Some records
"""
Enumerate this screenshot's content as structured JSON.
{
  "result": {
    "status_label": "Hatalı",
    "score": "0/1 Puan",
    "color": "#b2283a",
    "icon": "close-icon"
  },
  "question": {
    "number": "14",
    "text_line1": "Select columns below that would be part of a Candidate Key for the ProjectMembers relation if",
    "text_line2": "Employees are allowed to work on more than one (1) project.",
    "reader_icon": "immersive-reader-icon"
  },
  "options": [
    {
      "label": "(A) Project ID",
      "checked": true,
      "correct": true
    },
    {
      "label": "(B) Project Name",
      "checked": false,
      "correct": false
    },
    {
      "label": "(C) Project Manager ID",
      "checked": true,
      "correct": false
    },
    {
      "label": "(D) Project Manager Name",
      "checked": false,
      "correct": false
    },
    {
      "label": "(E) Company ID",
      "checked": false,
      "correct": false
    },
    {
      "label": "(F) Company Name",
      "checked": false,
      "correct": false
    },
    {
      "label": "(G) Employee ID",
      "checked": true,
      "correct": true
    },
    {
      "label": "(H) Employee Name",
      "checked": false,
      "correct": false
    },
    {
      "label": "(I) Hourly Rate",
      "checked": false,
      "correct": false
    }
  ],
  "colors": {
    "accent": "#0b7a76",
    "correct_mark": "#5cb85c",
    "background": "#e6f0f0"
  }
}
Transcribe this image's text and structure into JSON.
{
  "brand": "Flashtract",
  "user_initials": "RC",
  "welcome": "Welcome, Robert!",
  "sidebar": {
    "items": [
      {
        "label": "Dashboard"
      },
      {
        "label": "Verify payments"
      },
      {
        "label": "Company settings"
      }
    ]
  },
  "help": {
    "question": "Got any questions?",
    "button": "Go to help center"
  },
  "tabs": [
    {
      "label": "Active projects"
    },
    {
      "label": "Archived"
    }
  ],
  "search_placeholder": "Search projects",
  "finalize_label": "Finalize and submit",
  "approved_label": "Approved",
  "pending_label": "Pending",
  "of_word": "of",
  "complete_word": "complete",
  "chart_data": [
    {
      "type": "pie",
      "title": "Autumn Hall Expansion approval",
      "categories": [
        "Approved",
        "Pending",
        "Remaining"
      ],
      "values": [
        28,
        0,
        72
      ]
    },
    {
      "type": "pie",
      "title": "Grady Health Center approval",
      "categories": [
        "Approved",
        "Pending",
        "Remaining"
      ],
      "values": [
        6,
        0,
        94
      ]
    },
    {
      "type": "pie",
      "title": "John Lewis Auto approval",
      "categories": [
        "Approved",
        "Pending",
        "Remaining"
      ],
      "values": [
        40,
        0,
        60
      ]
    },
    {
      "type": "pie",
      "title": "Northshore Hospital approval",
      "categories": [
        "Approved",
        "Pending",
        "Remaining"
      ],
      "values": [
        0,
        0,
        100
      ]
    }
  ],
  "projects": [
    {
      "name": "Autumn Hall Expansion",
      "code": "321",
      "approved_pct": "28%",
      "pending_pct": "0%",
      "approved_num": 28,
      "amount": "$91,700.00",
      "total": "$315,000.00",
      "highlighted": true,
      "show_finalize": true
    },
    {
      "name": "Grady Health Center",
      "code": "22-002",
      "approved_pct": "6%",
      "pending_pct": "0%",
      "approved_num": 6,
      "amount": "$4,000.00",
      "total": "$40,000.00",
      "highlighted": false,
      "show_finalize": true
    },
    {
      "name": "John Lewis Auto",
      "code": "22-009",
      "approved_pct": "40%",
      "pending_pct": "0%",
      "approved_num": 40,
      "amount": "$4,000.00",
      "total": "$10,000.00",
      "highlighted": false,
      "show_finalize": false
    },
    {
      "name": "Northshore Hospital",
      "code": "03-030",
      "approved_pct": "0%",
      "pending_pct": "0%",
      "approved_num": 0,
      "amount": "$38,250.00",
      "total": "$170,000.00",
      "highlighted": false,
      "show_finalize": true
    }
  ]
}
"""
*WRITTEN PROBLEM*
Locate the lines above that contain "Hall" and copy them.

*RESULT BELOW*
      "title": "Autumn Hall Expansion approval",
      "name": "Autumn Hall Expansion",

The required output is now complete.